Goal of the exercise:
Find the word "document" in the listing; pull out each line holding it.

Provided material:
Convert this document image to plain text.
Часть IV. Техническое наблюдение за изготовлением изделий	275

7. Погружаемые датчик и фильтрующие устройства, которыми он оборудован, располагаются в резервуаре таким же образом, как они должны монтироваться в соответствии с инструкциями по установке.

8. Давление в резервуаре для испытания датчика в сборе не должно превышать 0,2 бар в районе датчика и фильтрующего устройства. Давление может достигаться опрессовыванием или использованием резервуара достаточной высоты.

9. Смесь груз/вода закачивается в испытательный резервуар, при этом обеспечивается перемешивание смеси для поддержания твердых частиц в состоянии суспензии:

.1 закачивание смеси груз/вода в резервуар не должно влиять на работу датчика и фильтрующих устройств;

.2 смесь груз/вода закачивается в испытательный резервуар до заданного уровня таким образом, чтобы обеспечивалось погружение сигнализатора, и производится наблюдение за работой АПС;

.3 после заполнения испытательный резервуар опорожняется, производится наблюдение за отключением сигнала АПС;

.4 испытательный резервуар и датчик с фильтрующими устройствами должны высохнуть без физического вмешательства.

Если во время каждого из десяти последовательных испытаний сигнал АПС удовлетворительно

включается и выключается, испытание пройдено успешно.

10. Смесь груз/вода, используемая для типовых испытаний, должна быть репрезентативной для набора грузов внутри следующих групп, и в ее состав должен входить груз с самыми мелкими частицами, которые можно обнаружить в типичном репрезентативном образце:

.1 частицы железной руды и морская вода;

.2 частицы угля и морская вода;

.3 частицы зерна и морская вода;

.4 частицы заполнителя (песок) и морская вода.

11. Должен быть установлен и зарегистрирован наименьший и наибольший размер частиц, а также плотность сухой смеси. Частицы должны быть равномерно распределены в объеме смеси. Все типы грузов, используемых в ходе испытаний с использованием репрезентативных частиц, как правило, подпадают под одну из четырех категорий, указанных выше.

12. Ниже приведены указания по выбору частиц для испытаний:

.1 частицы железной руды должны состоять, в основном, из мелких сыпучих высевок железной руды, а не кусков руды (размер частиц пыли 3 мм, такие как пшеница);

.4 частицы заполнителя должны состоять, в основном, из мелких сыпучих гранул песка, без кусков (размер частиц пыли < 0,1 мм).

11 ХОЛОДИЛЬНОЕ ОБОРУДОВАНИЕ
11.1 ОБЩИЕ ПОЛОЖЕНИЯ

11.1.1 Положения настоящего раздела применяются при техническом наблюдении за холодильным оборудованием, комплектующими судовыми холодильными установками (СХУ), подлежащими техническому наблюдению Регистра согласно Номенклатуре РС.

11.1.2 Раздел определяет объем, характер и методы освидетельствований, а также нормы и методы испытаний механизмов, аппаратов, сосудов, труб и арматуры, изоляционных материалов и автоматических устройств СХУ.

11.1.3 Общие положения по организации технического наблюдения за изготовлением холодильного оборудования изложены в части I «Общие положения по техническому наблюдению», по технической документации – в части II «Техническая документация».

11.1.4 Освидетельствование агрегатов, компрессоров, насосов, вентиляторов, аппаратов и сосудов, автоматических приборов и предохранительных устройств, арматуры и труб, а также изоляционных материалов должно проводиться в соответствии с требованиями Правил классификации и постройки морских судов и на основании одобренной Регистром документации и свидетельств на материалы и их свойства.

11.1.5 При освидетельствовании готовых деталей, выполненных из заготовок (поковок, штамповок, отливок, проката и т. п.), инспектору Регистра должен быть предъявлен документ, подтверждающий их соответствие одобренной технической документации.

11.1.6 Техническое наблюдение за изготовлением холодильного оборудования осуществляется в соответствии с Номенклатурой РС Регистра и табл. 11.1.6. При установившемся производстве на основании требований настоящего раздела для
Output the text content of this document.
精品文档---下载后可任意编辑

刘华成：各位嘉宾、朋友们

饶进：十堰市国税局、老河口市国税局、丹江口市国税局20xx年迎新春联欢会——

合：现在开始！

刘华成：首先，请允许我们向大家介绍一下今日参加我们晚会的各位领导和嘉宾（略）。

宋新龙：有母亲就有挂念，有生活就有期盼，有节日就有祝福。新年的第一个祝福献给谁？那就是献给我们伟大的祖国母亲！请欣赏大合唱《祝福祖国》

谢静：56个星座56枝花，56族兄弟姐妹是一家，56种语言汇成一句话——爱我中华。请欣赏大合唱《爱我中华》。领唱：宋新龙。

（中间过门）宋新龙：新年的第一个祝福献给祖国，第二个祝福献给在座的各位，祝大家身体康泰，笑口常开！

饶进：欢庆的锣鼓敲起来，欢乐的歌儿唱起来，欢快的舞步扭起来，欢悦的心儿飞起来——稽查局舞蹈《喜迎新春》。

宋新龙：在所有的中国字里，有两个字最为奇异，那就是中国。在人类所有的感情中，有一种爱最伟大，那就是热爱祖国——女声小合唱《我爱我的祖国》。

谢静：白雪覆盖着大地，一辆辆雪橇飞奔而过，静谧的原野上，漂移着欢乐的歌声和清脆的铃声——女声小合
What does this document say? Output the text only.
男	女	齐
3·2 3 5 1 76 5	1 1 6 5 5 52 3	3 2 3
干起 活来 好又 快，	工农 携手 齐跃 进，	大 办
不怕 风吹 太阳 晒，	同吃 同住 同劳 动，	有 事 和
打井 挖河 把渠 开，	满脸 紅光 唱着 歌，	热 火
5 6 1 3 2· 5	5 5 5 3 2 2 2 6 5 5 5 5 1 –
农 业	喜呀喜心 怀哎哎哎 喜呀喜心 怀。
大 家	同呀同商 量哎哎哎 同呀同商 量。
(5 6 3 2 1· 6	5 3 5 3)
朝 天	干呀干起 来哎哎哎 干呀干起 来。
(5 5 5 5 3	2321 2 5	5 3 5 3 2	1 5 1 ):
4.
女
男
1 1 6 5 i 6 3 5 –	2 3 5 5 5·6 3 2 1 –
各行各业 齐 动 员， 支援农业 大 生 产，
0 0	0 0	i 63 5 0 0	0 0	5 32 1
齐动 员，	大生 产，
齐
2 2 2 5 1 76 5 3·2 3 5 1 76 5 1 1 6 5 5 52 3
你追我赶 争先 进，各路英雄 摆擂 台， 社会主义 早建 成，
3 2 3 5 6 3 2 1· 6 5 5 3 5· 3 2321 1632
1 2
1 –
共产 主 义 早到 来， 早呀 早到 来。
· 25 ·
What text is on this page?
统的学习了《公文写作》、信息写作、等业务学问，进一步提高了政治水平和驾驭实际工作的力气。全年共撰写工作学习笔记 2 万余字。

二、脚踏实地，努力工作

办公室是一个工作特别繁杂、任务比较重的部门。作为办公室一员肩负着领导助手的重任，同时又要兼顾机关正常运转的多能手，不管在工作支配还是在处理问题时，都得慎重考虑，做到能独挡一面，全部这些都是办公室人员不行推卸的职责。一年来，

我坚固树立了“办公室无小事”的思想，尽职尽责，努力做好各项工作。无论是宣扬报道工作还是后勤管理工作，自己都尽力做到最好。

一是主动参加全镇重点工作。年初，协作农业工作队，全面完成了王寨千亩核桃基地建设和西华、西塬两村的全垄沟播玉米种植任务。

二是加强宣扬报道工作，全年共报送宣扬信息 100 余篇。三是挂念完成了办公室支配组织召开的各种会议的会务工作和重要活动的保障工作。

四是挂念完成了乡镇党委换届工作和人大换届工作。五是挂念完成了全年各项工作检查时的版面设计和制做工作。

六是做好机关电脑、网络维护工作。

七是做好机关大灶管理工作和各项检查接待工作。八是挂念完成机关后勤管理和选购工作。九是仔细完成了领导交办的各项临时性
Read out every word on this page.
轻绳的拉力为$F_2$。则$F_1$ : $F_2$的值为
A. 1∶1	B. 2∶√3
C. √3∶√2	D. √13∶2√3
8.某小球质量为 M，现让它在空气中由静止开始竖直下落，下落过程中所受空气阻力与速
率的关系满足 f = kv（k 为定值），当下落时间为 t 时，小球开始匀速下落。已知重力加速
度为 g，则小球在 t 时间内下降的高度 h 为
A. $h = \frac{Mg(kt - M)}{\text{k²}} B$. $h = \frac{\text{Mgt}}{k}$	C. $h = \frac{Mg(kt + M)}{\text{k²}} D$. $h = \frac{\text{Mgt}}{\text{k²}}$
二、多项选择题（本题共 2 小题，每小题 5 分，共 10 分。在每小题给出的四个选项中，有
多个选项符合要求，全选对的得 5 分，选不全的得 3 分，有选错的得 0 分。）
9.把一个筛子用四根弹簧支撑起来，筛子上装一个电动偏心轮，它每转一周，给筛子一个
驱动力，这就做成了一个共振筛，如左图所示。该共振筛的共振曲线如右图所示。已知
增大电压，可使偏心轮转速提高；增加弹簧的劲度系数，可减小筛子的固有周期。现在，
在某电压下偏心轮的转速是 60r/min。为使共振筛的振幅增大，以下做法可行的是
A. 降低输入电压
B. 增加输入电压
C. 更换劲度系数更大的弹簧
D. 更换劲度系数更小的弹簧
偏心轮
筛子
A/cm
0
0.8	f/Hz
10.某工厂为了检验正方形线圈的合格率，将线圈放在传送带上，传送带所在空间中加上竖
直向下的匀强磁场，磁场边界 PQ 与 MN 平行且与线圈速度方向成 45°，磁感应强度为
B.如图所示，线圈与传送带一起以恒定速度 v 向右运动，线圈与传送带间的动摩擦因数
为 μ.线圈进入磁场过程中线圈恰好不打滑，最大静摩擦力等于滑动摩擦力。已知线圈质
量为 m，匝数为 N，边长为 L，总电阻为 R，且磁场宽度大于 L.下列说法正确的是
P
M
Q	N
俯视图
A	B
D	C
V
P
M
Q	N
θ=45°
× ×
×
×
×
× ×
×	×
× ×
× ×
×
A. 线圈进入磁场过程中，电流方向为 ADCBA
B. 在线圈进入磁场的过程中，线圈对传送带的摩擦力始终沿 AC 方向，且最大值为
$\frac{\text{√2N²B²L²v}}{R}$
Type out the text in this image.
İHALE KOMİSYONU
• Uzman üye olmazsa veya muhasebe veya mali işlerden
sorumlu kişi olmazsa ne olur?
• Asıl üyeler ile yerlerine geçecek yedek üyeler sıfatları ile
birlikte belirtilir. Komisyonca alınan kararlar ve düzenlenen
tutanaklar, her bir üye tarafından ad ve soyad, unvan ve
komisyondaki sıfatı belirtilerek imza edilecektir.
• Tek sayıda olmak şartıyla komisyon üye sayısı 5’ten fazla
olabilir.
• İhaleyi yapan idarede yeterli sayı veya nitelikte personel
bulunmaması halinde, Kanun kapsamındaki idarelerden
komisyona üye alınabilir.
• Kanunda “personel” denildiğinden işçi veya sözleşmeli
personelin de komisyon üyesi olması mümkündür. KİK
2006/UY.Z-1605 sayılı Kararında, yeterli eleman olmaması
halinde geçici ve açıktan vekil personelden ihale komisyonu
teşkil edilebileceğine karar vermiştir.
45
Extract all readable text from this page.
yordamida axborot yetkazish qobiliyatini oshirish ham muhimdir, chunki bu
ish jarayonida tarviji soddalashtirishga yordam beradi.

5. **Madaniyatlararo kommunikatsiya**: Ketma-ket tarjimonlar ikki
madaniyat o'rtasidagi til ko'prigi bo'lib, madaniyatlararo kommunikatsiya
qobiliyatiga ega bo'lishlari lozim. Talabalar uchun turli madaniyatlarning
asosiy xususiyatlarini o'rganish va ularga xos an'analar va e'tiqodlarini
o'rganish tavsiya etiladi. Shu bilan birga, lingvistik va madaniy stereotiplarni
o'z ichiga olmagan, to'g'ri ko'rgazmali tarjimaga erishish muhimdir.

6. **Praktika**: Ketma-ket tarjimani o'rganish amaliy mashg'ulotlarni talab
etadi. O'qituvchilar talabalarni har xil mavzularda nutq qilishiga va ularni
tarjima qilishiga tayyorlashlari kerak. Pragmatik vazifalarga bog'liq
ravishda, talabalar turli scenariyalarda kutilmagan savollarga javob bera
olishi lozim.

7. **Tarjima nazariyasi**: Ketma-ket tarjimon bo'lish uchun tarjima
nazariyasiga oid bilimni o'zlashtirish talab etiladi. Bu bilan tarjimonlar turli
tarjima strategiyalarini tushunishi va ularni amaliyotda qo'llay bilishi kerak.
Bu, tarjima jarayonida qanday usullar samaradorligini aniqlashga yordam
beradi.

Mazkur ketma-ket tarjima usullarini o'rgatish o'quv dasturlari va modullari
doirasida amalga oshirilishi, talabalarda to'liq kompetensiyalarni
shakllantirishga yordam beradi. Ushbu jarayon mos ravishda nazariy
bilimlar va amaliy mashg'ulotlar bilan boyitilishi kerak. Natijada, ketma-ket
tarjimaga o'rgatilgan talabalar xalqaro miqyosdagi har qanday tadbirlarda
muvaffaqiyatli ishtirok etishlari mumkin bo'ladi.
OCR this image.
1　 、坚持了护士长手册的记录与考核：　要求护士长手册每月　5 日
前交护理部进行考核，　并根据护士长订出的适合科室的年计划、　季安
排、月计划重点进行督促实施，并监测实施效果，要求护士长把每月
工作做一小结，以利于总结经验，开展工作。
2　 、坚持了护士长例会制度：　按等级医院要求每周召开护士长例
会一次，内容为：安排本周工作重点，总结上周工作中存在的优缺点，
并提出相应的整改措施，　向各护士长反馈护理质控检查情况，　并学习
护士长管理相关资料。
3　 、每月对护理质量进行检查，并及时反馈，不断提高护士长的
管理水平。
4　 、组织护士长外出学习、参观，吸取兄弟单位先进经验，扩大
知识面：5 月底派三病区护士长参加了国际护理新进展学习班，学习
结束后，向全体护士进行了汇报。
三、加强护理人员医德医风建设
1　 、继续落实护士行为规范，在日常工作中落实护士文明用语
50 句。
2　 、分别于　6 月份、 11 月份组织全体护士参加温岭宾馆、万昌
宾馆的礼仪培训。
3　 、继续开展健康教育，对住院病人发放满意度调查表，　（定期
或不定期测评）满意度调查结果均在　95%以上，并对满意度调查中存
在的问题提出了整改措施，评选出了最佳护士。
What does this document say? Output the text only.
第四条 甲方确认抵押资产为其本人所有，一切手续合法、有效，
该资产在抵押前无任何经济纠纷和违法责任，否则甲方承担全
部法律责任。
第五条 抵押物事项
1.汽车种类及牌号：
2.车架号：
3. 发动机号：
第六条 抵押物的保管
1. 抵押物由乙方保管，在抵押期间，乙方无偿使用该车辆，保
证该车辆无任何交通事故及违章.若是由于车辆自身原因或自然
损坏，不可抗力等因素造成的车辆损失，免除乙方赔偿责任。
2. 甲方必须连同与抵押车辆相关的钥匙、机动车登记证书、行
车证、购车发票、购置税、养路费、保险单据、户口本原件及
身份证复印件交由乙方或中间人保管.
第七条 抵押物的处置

Answer for this exercise:
Convert this document image to plain text.
Output the text content of this document.
What does this document say? Output the text only.
What does this document say? Output the text only.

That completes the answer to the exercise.